Your goal:
Repeat each record below exactly, dropping the pictures.

Excerpted data:
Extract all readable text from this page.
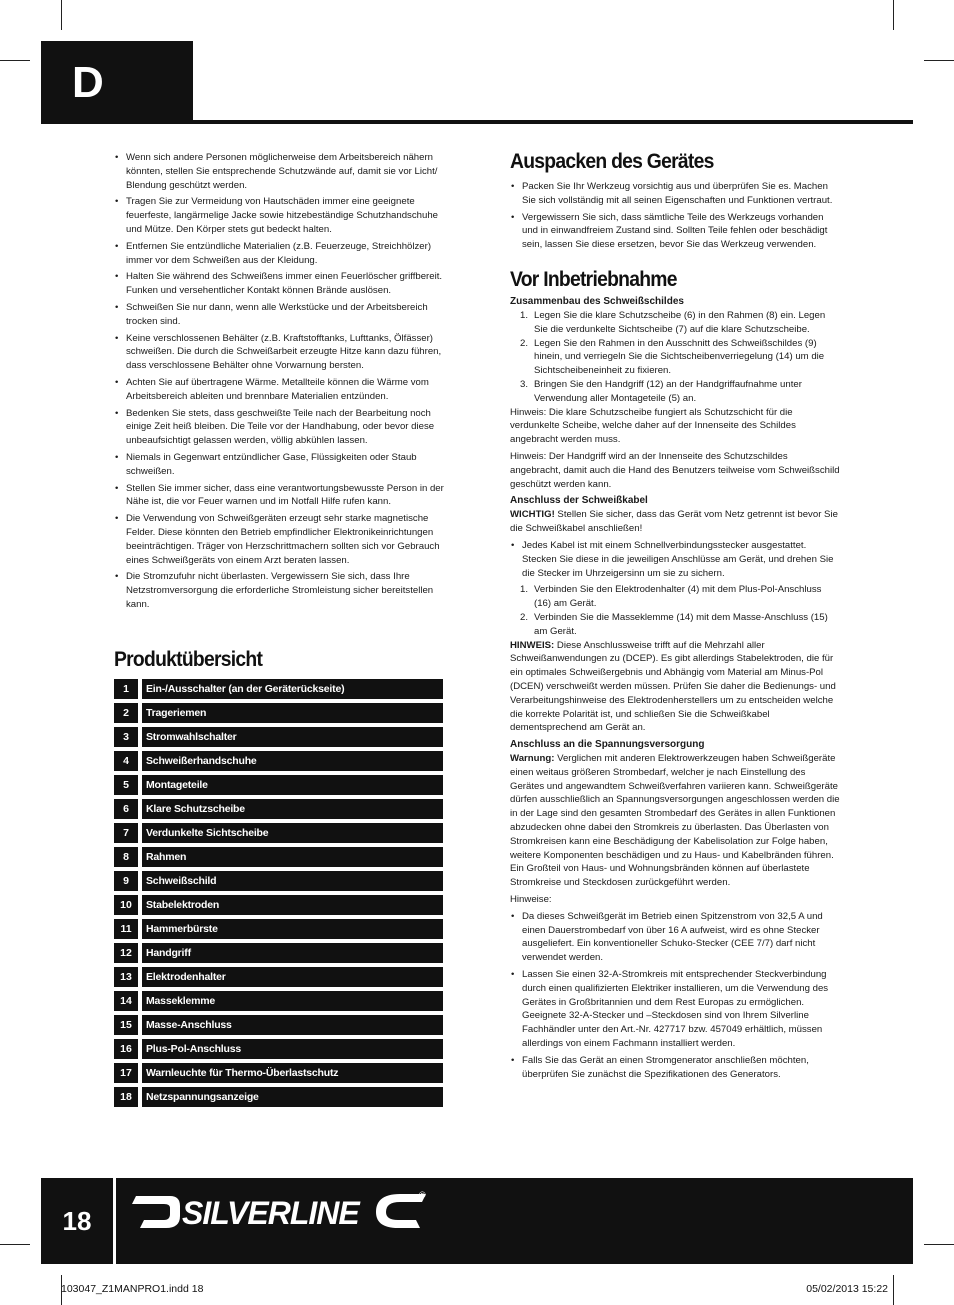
D
• Wenn sich andere Personen möglicherweise dem Arbeitsbereich nähern könnten, stellen Sie entsprechende Schutzwände auf, damit sie vor Licht/ Blendung geschützt werden.
• Tragen Sie zur Vermeidung von Hautschäden immer eine geeignete feuerfeste, langärmelige Jacke sowie hitzebeständige Schutzhandschuhe und Mütze. Den Körper stets gut bedeckt halten.
• Entfernen Sie entzündliche Materialien (z.B. Feuerzeuge, Streichhölzer) immer vor dem Schweißen aus der Kleidung.
• Halten Sie während des Schweißens immer einen Feuerlöscher griffbereit. Funken und versehentlicher Kontakt können Brände auslösen.
• Schweißen Sie nur dann, wenn alle Werkstücke und der Arbeitsbereich trocken sind.
• Keine verschlossenen Behälter (z.B. Kraftstofftanks, Lufttanks, Ölfässer) schweißen. Die durch die Schweißarbeit erzeugte Hitze kann dazu führen, dass verschlossene Behälter ohne Vorwarnung bersten.
• Achten Sie auf übertragene Wärme. Metallteile können die Wärme vom Arbeitsbereich ableiten und brennbare Materialien entzünden.
• Bedenken Sie stets, dass geschweißte Teile nach der Bearbeitung noch einige Zeit heiß bleiben. Die Teile vor der Handhabung, oder bevor diese unbeaufsichtigt gelassen werden, völlig abkühlen lassen.
• Niemals in Gegenwart entzündlicher Gase, Flüssigkeiten oder Staub schweißen.
• Stellen Sie immer sicher, dass eine verantwortungsbewusste Person in der Nähe ist, die vor Feuer warnen und im Notfall Hilfe rufen kann.
• Die Verwendung von Schweißgeräten erzeugt sehr starke magnetische Felder. Diese könnten den Betrieb empfindlicher Elektronikeinrichtungen beeinträchtigen. Träger von Herzschrittmachern sollten sich vor Gebrauch eines Schweißgeräts von einem Arzt beraten lassen.
• Die Stromzufuhr nicht überlasten. Vergewissern Sie sich, dass Ihre Netzstromversorgung die erforderliche Stromleistung sicher bereitstellen kann.
Produktübersicht
1	Ein-/Ausschalter (an der Geräterückseite)
2	Trageriemen
3	Stromwahlschalter
4	Schweißerhandschuhe
5	Montageteile
6	Klare Schutzscheibe
7	Verdunkelte Sichtscheibe
8	Rahmen
9	Schweißschild
10	Stabelektroden
11	Hammerbürste
12	Handgriff
13	Elektrodenhalter
14	Masseklemme
15	Masse-Anschluss
16	Plus-Pol-Anschluss
17	Warnleuchte für Thermo-Überlastschutz
18	Netzspannungsanzeige
Auspacken des Gerätes
• Packen Sie Ihr Werkzeug vorsichtig aus und überprüfen Sie es. Machen Sie sich vollständig mit all seinen Eigenschaften und Funktionen vertraut.
• Vergewissern Sie sich, dass sämtliche Teile des Werkzeugs vorhanden und in einwandfreiem Zustand sind. Sollten Teile fehlen oder beschädigt sein, lassen Sie diese ersetzen, bevor Sie das Werkzeug verwenden.
Vor Inbetriebnahme
Zusammenbau des Schweißschildes
1. Legen Sie die klare Schutzscheibe (6) in den Rahmen (8) ein. Legen Sie die verdunkelte Sichtscheibe (7) auf die klare Schutzscheibe.
2. Legen Sie den Rahmen in den Ausschnitt des Schweißschildes (9) hinein, und verriegeln Sie die Sichtscheibenverriegelung (14) um die Sichtscheibeneinheit zu fixieren.
3. Bringen Sie den Handgriff (12) an der Handgriffaufnahme unter Verwendung aller Montageteile (5) an.

Hinweis: Die klare Schutzscheibe fungiert als Schutzschicht für die verdunkelte Scheibe, welche daher auf der Innenseite des Schildes angebracht werden muss.

Hinweis: Der Handgriff wird an der Innenseite des Schutzschildes angebracht, damit auch die Hand des Benutzers teilweise vom Schweißschild geschützt werden kann.

Anschluss der Schweißkabel

WICHTIG! Stellen Sie sicher, dass das Gerät vom Netz getrennt ist bevor Sie die Schweißkabel anschließen!

• Jedes Kabel ist mit einem Schnellverbindungsstecker ausgestattet. Stecken Sie diese in die jeweiligen Anschlüsse am Gerät, und drehen Sie die Stecker im Uhrzeigersinn um sie zu sichern.
1. Verbinden Sie den Elektrodenhalter (4) mit dem Plus-Pol-Anschluss (16) am Gerät.
2. Verbinden Sie die Masseklemme (14) mit dem Masse-Anschluss (15) am Gerät.

HINWEIS: Diese Anschlussweise trifft auf die Mehrzahl aller Schweißanwendungen zu (DCEP). Es gibt allerdings Stabelektroden, die für ein optimales Schweißergebnis und Abhängig vom Material am Minus-Pol (DCEN) verschweißt werden müssen. Prüfen Sie daher die Bedienungs- und Verarbeitungshinweise des Elektrodenherstellers um zu entscheiden welche die korrekte Polarität ist, und schließen Sie die Schweißkabel dementsprechend am Gerät an.

Anschluss an die Spannungsversorgung

Warnung: Verglichen mit anderen Elektrowerkzeugen haben Schweißgeräte einen weitaus größeren Strombedarf, welcher je nach Einstellung des Gerätes und angewandtem Schweißverfahren variieren kann. Schweißgeräte dürfen ausschließlich an Spannungsversorgungen angeschlossen werden die in der Lage sind den gesamten Strombedarf des Gerätes in allen Funktionen abzudecken ohne dabei den Stromkreis zu überlasten. Das Überlasten von Stromkreisen kann eine Beschädigung der Kabelisolation zur Folge haben, weitere Komponenten beschädigen und zu Haus- und Kabelbränden führen. Ein Großteil von Haus- und Wohnungsbränden können auf überlastete Stromkreise und Steckdosen zurückgeführt werden.

Hinweise:

• Da dieses Schweißgerät im Betrieb einen Spitzenstrom von 32,5 A und einen Dauerstrombedarf von über 16 A aufweist, wird es ohne Stecker ausgeliefert. Ein konventioneller Schuko-Stecker (CEE 7/7) darf nicht verwendet werden.
• Lassen Sie einen 32-A-Stromkreis mit entsprechender Steckverbindung durch einen qualifizierten Elektriker installieren, um die Verwendung des Gerätes in Großbritannien und dem Rest Europas zu ermöglichen. Geeignete 32-A-Stecker und –Steckdosen sind von Ihrem Silverline Fachhändler unter den Art.-Nr. 427717 bzw. 457049 erhältlich, müssen allerdings von einem Fachmann installiert werden.
• Falls Sie das Gerät an einen Stromgenerator anschließen möchten, überprüfen Sie zunächst die Spezifikationen des Generators.
18	SILVERLINE	®
103047_Z1MANPRO1.indd 18	05/02/2013 15:22
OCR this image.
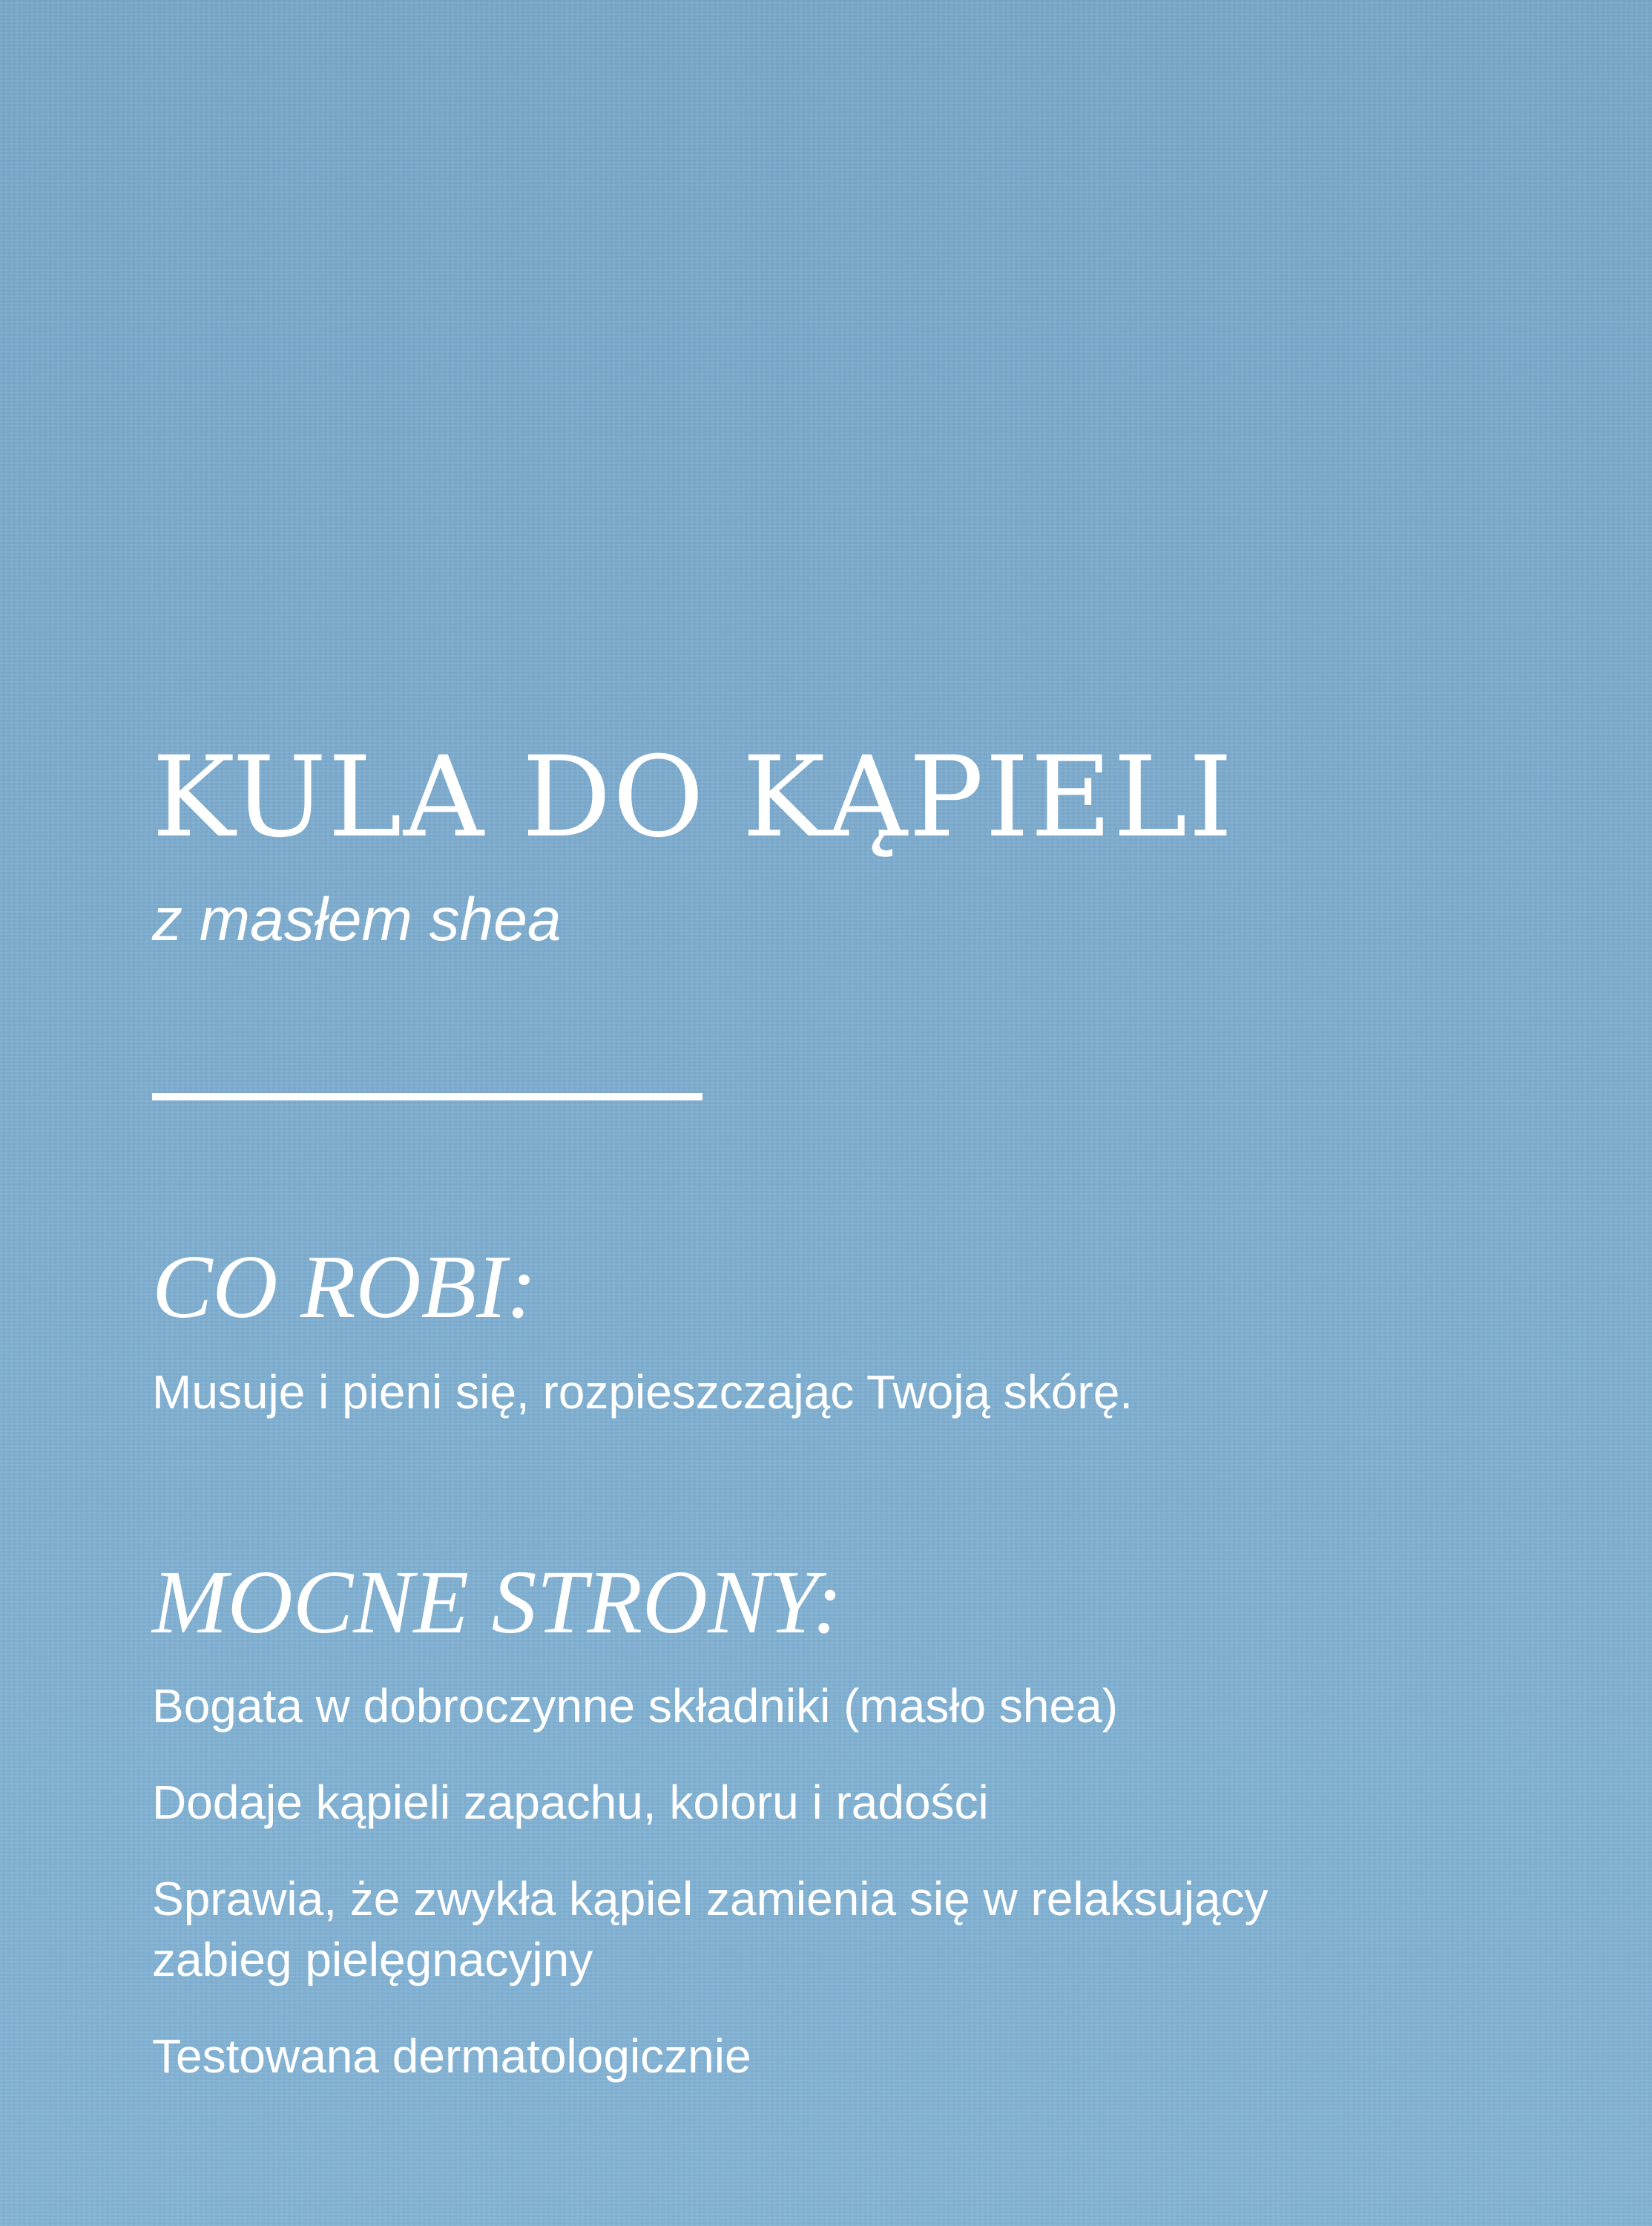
KULA DO KĄPIELI

z masłem shea

CO ROBI:

Musuje i pieni się, rozpieszczając Twoją skórę.

MOCNE STRONY:
Bogata w dobroczynne składniki (masło shea)
Dodaje kąpieli zapachu, koloru i radości
Sprawia, że zwykła kąpiel zamienia się w relaksujący
zabieg pielęgnacyjny
Testowana dermatologicznie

Complete output:
Extract all readable text from this page.
D
• Wenn sich andere Personen möglicherweise dem Arbeitsbereich nähern könnten, stellen Sie entsprechende Schutzwände auf, damit sie vor Licht/ Blendung geschützt werden.
• Tragen Sie zur Vermeidung von Hautschäden immer eine geeignete feuerfeste, langärmelige Jacke sowie hitzebeständige Schutzhandschuhe und Mütze. Den Körper stets gut bedeckt halten.
• Entfernen Sie entzündliche Materialien (z.B. Feuerzeuge, Streichhölzer) immer vor dem Schweißen aus der Kleidung.
• Halten Sie während des Schweißens immer einen Feuerlöscher griffbereit. Funken und versehentlicher Kontakt können Brände auslösen.
• Schweißen Sie nur dann, wenn alle Werkstücke und der Arbeitsbereich trocken sind.
• Keine verschlossenen Behälter (z.B. Kraftstofftanks, Lufttanks, Ölfässer) schweißen. Die durch die Schweißarbeit erzeugte Hitze kann dazu führen, dass verschlossene Behälter ohne Vorwarnung bersten.
• Achten Sie auf übertragene Wärme. Metallteile können die Wärme vom Arbeitsbereich ableiten und brennbare Materialien entzünden.
• Bedenken Sie stets, dass geschweißte Teile nach der Bearbeitung noch einige Zeit heiß bleiben. Die Teile vor der Handhabung, oder bevor diese unbeaufsichtigt gelassen werden, völlig abkühlen lassen.
• Niemals in Gegenwart entzündlicher Gase, Flüssigkeiten oder Staub schweißen.
• Stellen Sie immer sicher, dass eine verantwortungsbewusste Person in der Nähe ist, die vor Feuer warnen und im Notfall Hilfe rufen kann.
• Die Verwendung von Schweißgeräten erzeugt sehr starke magnetische Felder. Diese könnten den Betrieb empfindlicher Elektronikeinrichtungen beeinträchtigen. Träger von Herzschrittmachern sollten sich vor Gebrauch eines Schweißgeräts von einem Arzt beraten lassen.
• Die Stromzufuhr nicht überlasten. Vergewissern Sie sich, dass Ihre Netzstromversorgung die erforderliche Stromleistung sicher bereitstellen kann.
Produktübersicht
1	Ein-/Ausschalter (an der Geräterückseite)
2	Trageriemen
3	Stromwahlschalter
4	Schweißerhandschuhe
5	Montageteile
6	Klare Schutzscheibe
7	Verdunkelte Sichtscheibe
8	Rahmen
9	Schweißschild
10	Stabelektroden
11	Hammerbürste
12	Handgriff
13	Elektrodenhalter
14	Masseklemme
15	Masse-Anschluss
16	Plus-Pol-Anschluss
17	Warnleuchte für Thermo-Überlastschutz
18	Netzspannungsanzeige
Auspacken des Gerätes
• Packen Sie Ihr Werkzeug vorsichtig aus und überprüfen Sie es. Machen Sie sich vollständig mit all seinen Eigenschaften und Funktionen vertraut.
• Vergewissern Sie sich, dass sämtliche Teile des Werkzeugs vorhanden und in einwandfreiem Zustand sind. Sollten Teile fehlen oder beschädigt sein, lassen Sie diese ersetzen, bevor Sie das Werkzeug verwenden.
Vor Inbetriebnahme
Zusammenbau des Schweißschildes
1. Legen Sie die klare Schutzscheibe (6) in den Rahmen (8) ein. Legen Sie die verdunkelte Sichtscheibe (7) auf die klare Schutzscheibe.
2. Legen Sie den Rahmen in den Ausschnitt des Schweißschildes (9) hinein, und verriegeln Sie die Sichtscheibenverriegelung (14) um die Sichtscheibeneinheit zu fixieren.
3. Bringen Sie den Handgriff (12) an der Handgriffaufnahme unter Verwendung aller Montageteile (5) an.

Hinweis: Die klare Schutzscheibe fungiert als Schutzschicht für die verdunkelte Scheibe, welche daher auf der Innenseite des Schildes angebracht werden muss.

Hinweis: Der Handgriff wird an der Innenseite des Schutzschildes angebracht, damit auch die Hand des Benutzers teilweise vom Schweißschild geschützt werden kann.

Anschluss der Schweißkabel

WICHTIG! Stellen Sie sicher, dass das Gerät vom Netz getrennt ist bevor Sie die Schweißkabel anschließen!

• Jedes Kabel ist mit einem Schnellverbindungsstecker ausgestattet. Stecken Sie diese in die jeweiligen Anschlüsse am Gerät, und drehen Sie die Stecker im Uhrzeigersinn um sie zu sichern.
1. Verbinden Sie den Elektrodenhalter (4) mit dem Plus-Pol-Anschluss (16) am Gerät.
2. Verbinden Sie die Masseklemme (14) mit dem Masse-Anschluss (15) am Gerät.

HINWEIS: Diese Anschlussweise trifft auf die Mehrzahl aller Schweißanwendungen zu (DCEP). Es gibt allerdings Stabelektroden, die für ein optimales Schweißergebnis und Abhängig vom Material am Minus-Pol (DCEN) verschweißt werden müssen. Prüfen Sie daher die Bedienungs- und Verarbeitungshinweise des Elektrodenherstellers um zu entscheiden welche die korrekte Polarität ist, und schließen Sie die Schweißkabel dementsprechend am Gerät an.

Anschluss an die Spannungsversorgung

Warnung: Verglichen mit anderen Elektrowerkzeugen haben Schweißgeräte einen weitaus größeren Strombedarf, welcher je nach Einstellung des Gerätes und angewandtem Schweißverfahren variieren kann. Schweißgeräte dürfen ausschließlich an Spannungsversorgungen angeschlossen werden die in der Lage sind den gesamten Strombedarf des Gerätes in allen Funktionen abzudecken ohne dabei den Stromkreis zu überlasten. Das Überlasten von Stromkreisen kann eine Beschädigung der Kabelisolation zur Folge haben, weitere Komponenten beschädigen und zu Haus- und Kabelbränden führen. Ein Großteil von Haus- und Wohnungsbränden können auf überlastete Stromkreise und Steckdosen zurückgeführt werden.

Hinweise:

• Da dieses Schweißgerät im Betrieb einen Spitzenstrom von 32,5 A und einen Dauerstrombedarf von über 16 A aufweist, wird es ohne Stecker ausgeliefert. Ein konventioneller Schuko-Stecker (CEE 7/7) darf nicht verwendet werden.
• Lassen Sie einen 32-A-Stromkreis mit entsprechender Steckverbindung durch einen qualifizierten Elektriker installieren, um die Verwendung des Gerätes in Großbritannien und dem Rest Europas zu ermöglichen. Geeignete 32-A-Stecker und –Steckdosen sind von Ihrem Silverline Fachhändler unter den Art.-Nr. 427717 bzw. 457049 erhältlich, müssen allerdings von einem Fachmann installiert werden.
• Falls Sie das Gerät an einen Stromgenerator anschließen möchten, überprüfen Sie zunächst die Spezifikationen des Generators.
18	SILVERLINE	®
103047_Z1MANPRO1.indd 18	05/02/2013 15:22
OCR this image.
KULA DO KĄPIELI

z masłem shea

CO ROBI:

Musuje i pieni się, rozpieszczając Twoją skórę.

MOCNE STRONY:
Bogata w dobroczynne składniki (masło shea)
Dodaje kąpieli zapachu, koloru i radości
Sprawia, że zwykła kąpiel zamienia się w relaksujący
zabieg pielęgnacyjny
Testowana dermatologicznie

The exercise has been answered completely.